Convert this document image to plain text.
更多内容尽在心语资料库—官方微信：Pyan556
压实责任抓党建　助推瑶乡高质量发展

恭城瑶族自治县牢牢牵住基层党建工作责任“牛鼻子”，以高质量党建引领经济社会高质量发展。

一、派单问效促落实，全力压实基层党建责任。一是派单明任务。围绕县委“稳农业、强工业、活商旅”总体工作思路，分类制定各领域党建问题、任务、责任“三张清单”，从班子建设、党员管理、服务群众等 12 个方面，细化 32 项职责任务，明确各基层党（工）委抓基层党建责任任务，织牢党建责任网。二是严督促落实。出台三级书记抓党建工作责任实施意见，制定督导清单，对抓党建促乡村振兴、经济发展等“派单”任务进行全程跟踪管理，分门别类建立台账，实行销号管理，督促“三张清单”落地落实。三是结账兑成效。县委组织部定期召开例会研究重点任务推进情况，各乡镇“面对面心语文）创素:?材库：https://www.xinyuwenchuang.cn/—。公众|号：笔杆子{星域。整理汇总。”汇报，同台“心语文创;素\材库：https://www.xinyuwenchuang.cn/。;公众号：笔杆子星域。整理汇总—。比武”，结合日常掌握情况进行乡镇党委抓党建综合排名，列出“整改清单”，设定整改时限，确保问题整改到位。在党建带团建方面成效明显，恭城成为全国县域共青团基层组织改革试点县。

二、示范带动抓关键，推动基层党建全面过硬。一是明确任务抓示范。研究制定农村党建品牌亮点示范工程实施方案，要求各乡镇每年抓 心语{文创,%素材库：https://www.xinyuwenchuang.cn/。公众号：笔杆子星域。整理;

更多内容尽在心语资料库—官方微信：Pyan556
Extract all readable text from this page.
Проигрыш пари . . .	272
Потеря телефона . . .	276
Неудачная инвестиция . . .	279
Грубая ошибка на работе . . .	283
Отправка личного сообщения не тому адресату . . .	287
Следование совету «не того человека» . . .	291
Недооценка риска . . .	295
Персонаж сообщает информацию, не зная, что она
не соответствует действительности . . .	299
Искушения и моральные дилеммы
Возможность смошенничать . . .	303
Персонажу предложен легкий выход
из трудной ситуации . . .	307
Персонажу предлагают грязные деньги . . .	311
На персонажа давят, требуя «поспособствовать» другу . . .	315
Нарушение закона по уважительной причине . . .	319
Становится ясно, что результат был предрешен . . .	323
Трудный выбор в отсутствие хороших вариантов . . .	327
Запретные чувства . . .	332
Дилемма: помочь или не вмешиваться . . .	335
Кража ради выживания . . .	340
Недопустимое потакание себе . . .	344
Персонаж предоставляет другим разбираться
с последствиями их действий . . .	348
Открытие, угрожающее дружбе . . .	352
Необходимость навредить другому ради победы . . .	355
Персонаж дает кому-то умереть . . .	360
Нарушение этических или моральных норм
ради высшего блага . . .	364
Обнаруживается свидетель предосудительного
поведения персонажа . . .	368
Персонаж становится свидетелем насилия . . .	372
··········
AIM:
Reproduce every line above without error.

WRITTEN ANSWER:
Convert this document image to plain text.
更多内容尽在心语资料库—官方微信：Pyan556
压实责任抓党建　助推瑶乡高质量发展

恭城瑶族自治县牢牢牵住基层党建工作责任“牛鼻子”，以高质量党建引领经济社会高质量发展。

一、派单问效促落实，全力压实基层党建责任。一是派单明任务。围绕县委“稳农业、强工业、活商旅”总体工作思路，分类制定各领域党建问题、任务、责任“三张清单”，从班子建设、党员管理、服务群众等 12 个方面，细化 32 项职责任务，明确各基层党（工）委抓基层党建责任任务，织牢党建责任网。二是严督促落实。出台三级书记抓党建工作责任实施意见，制定督导清单，对抓党建促乡村振兴、经济发展等“派单”任务进行全程跟踪管理，分门别类建立台账，实行销号管理，督促“三张清单”落地落实。三是结账兑成效。县委组织部定期召开例会研究重点任务推进情况，各乡镇“面对面心语文）创素:?材库：https://www.xinyuwenchuang.cn/—。公众|号：笔杆子{星域。整理汇总。”汇报，同台“心语文创;素\材库：https://www.xinyuwenchuang.cn/。;公众号：笔杆子星域。整理汇总—。比武”，结合日常掌握情况进行乡镇党委抓党建综合排名，列出“整改清单”，设定整改时限，确保问题整改到位。在党建带团建方面成效明显，恭城成为全国县域共青团基层组织改革试点县。

二、示范带动抓关键，推动基层党建全面过硬。一是明确任务抓示范。研究制定农村党建品牌亮点示范工程实施方案，要求各乡镇每年抓 心语{文创,%素材库：https://www.xinyuwenchuang.cn/。公众号：笔杆子星域。整理;

更多内容尽在心语资料库—官方微信：Pyan556
Extract all readable text from this page.
Проигрыш пари . . .	272
Потеря телефона . . .	276
Неудачная инвестиция . . .	279
Грубая ошибка на работе . . .	283
Отправка личного сообщения не тому адресату . . .	287
Следование совету «не того человека» . . .	291
Недооценка риска . . .	295
Персонаж сообщает информацию, не зная, что она
не соответствует действительности . . .	299
Искушения и моральные дилеммы
Возможность смошенничать . . .	303
Персонажу предложен легкий выход
из трудной ситуации . . .	307
Персонажу предлагают грязные деньги . . .	311
На персонажа давят, требуя «поспособствовать» другу . . .	315
Нарушение закона по уважительной причине . . .	319
Становится ясно, что результат был предрешен . . .	323
Трудный выбор в отсутствие хороших вариантов . . .	327
Запретные чувства . . .	332
Дилемма: помочь или не вмешиваться . . .	335
Кража ради выживания . . .	340
Недопустимое потакание себе . . .	344
Персонаж предоставляет другим разбираться
с последствиями их действий . . .	348
Открытие, угрожающее дружбе . . .	352
Необходимость навредить другому ради победы . . .	355
Персонаж дает кому-то умереть . . .	360
Нарушение этических или моральных норм
ради высшего блага . . .	364
Обнаруживается свидетель предосудительного
поведения персонажа . . .	368
Персонаж становится свидетелем насилия . . .	372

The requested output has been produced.